GIVEN PROBLEM> Transcribe the whole listing without a single picture.

──────── SOURCE DATA ────────

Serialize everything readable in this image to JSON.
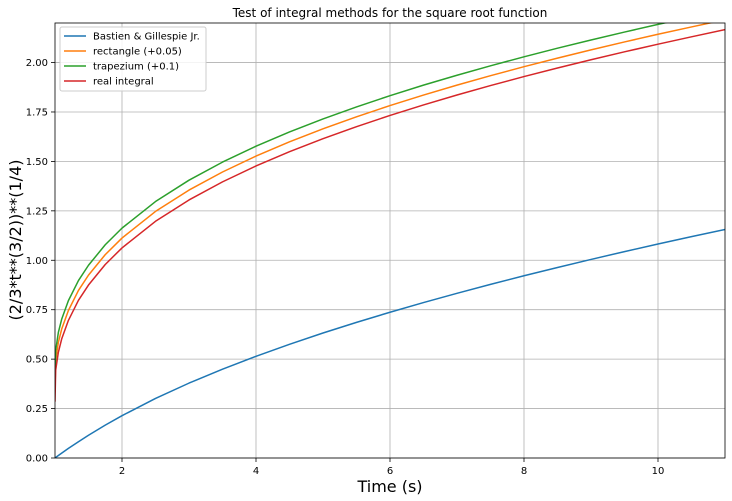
{
  "chart_data": {
    "type": "line",
    "title": "Test of integral methods for the square root function",
    "xlabel": "Time (s)",
    "ylabel": "(2/3*t**(3/2))**(1/4)",
    "xlim": [
      1,
      11
    ],
    "ylim": [
      0,
      2.2
    ],
    "xticks": [
      2,
      4,
      6,
      8,
      10
    ],
    "yticks": [
      0.0,
      0.25,
      0.5,
      0.75,
      1.0,
      1.25,
      1.5,
      1.75,
      2.0
    ],
    "xtick_labels": [
      "2",
      "4",
      "6",
      "8",
      "10"
    ],
    "ytick_labels": [
      "0.00",
      "0.25",
      "0.50",
      "0.75",
      "1.00",
      "1.25",
      "1.50",
      "1.75",
      "2.00"
    ],
    "grid": true,
    "legend_position": "top-left",
    "x": [
      1.0,
      1.01,
      1.05,
      1.1,
      1.2,
      1.35,
      1.5,
      1.75,
      2.0,
      2.5,
      3.0,
      3.5,
      4.0,
      4.5,
      5.0,
      5.5,
      6.0,
      6.5,
      7.0,
      7.5,
      8.0,
      8.5,
      9.0,
      9.5,
      10.0,
      10.5,
      11.0
    ],
    "series": [
      {
        "name": "Bastien & Gillespie Jr.",
        "color": "#1f77b4",
        "values": [
          0.0,
          0.0026,
          0.0128,
          0.0249,
          0.0486,
          0.0825,
          0.115,
          0.1662,
          0.2141,
          0.3011,
          0.3787,
          0.4494,
          0.5145,
          0.5752,
          0.6322,
          0.686,
          0.7372,
          0.7861,
          0.833,
          0.8781,
          0.9216,
          0.9636,
          1.0043,
          1.0438,
          1.0822,
          1.1195,
          1.1558
        ]
      },
      {
        "name": "rectangle (+0.05)",
        "color": "#ff7f0e",
        "values": [
          0.3371,
          0.494,
          0.5848,
          0.6523,
          0.7459,
          0.8474,
          0.9248,
          1.0285,
          1.1125,
          1.2471,
          1.355,
          1.4465,
          1.527,
          1.599,
          1.6649,
          1.7257,
          1.7824,
          1.8357,
          1.8859,
          1.9336,
          1.979,
          2.0225,
          2.0641,
          2.1042,
          2.1429,
          2.1802,
          2.2164
        ]
      },
      {
        "name": "trapezium (+0.1)",
        "color": "#2ca02c",
        "values": [
          0.3871,
          0.544,
          0.6348,
          0.7023,
          0.7959,
          0.8974,
          0.9748,
          1.0785,
          1.1625,
          1.2971,
          1.405,
          1.4965,
          1.577,
          1.649,
          1.7149,
          1.7757,
          1.8324,
          1.8857,
          1.9359,
          1.9836,
          2.029,
          2.0725,
          2.1141,
          2.1542,
          2.1929,
          2.2302,
          2.2664
        ]
      },
      {
        "name": "real integral",
        "color": "#d62728",
        "values": [
          0.2871,
          0.444,
          0.5348,
          0.6023,
          0.6959,
          0.7974,
          0.8748,
          0.9785,
          1.0625,
          1.1971,
          1.305,
          1.3965,
          1.477,
          1.549,
          1.6149,
          1.6757,
          1.7324,
          1.7857,
          1.8359,
          1.8836,
          1.929,
          1.9725,
          2.0141,
          2.0542,
          2.0929,
          2.1302,
          2.1664
        ]
      }
    ]
  }
}
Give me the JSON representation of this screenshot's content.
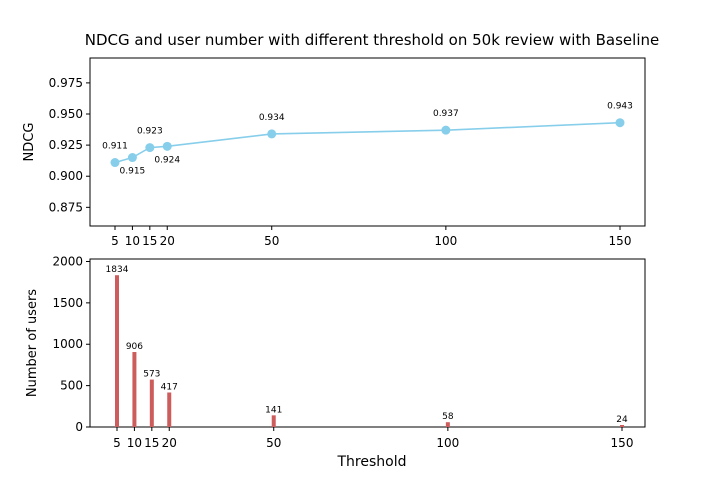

────────

TASK RESPONSE>
Serialize everything readable in this image to JSON.
{
  "chart_data": {
    "type": "line",
    "title": "Test of integral methods for the square root function",
    "xlabel": "Time (s)",
    "ylabel": "(2/3*t**(3/2))**(1/4)",
    "xlim": [
      1,
      11
    ],
    "ylim": [
      0,
      2.2
    ],
    "xticks": [
      2,
      4,
      6,
      8,
      10
    ],
    "yticks": [
      0.0,
      0.25,
      0.5,
      0.75,
      1.0,
      1.25,
      1.5,
      1.75,
      2.0
    ],
    "xtick_labels": [
      "2",
      "4",
      "6",
      "8",
      "10"
    ],
    "ytick_labels": [
      "0.00",
      "0.25",
      "0.50",
      "0.75",
      "1.00",
      "1.25",
      "1.50",
      "1.75",
      "2.00"
    ],
    "grid": true,
    "legend_position": "top-left",
    "x": [
      1.0,
      1.01,
      1.05,
      1.1,
      1.2,
      1.35,
      1.5,
      1.75,
      2.0,
      2.5,
      3.0,
      3.5,
      4.0,
      4.5,
      5.0,
      5.5,
      6.0,
      6.5,
      7.0,
      7.5,
      8.0,
      8.5,
      9.0,
      9.5,
      10.0,
      10.5,
      11.0
    ],
    "series": [
      {
        "name": "Bastien & Gillespie Jr.",
        "color": "#1f77b4",
        "values": [
          0.0,
          0.0026,
          0.0128,
          0.0249,
          0.0486,
          0.0825,
          0.115,
          0.1662,
          0.2141,
          0.3011,
          0.3787,
          0.4494,
          0.5145,
          0.5752,
          0.6322,
          0.686,
          0.7372,
          0.7861,
          0.833,
          0.8781,
          0.9216,
          0.9636,
          1.0043,
          1.0438,
          1.0822,
          1.1195,
          1.1558
        ]
      },
      {
        "name": "rectangle (+0.05)",
        "color": "#ff7f0e",
        "values": [
          0.3371,
          0.494,
          0.5848,
          0.6523,
          0.7459,
          0.8474,
          0.9248,
          1.0285,
          1.1125,
          1.2471,
          1.355,
          1.4465,
          1.527,
          1.599,
          1.6649,
          1.7257,
          1.7824,
          1.8357,
          1.8859,
          1.9336,
          1.979,
          2.0225,
          2.0641,
          2.1042,
          2.1429,
          2.1802,
          2.2164
        ]
      },
      {
        "name": "trapezium (+0.1)",
        "color": "#2ca02c",
        "values": [
          0.3871,
          0.544,
          0.6348,
          0.7023,
          0.7959,
          0.8974,
          0.9748,
          1.0785,
          1.1625,
          1.2971,
          1.405,
          1.4965,
          1.577,
          1.649,
          1.7149,
          1.7757,
          1.8324,
          1.8857,
          1.9359,
          1.9836,
          2.029,
          2.0725,
          2.1141,
          2.1542,
          2.1929,
          2.2302,
          2.2664
        ]
      },
      {
        "name": "real integral",
        "color": "#d62728",
        "values": [
          0.2871,
          0.444,
          0.5348,
          0.6023,
          0.6959,
          0.7974,
          0.8748,
          0.9785,
          1.0625,
          1.1971,
          1.305,
          1.3965,
          1.477,
          1.549,
          1.6149,
          1.6757,
          1.7324,
          1.7857,
          1.8359,
          1.8836,
          1.929,
          1.9725,
          2.0141,
          2.0542,
          2.0929,
          2.1302,
          2.1664
        ]
      }
    ]
  }
}
Give me the JSON representation of this screenshot's content.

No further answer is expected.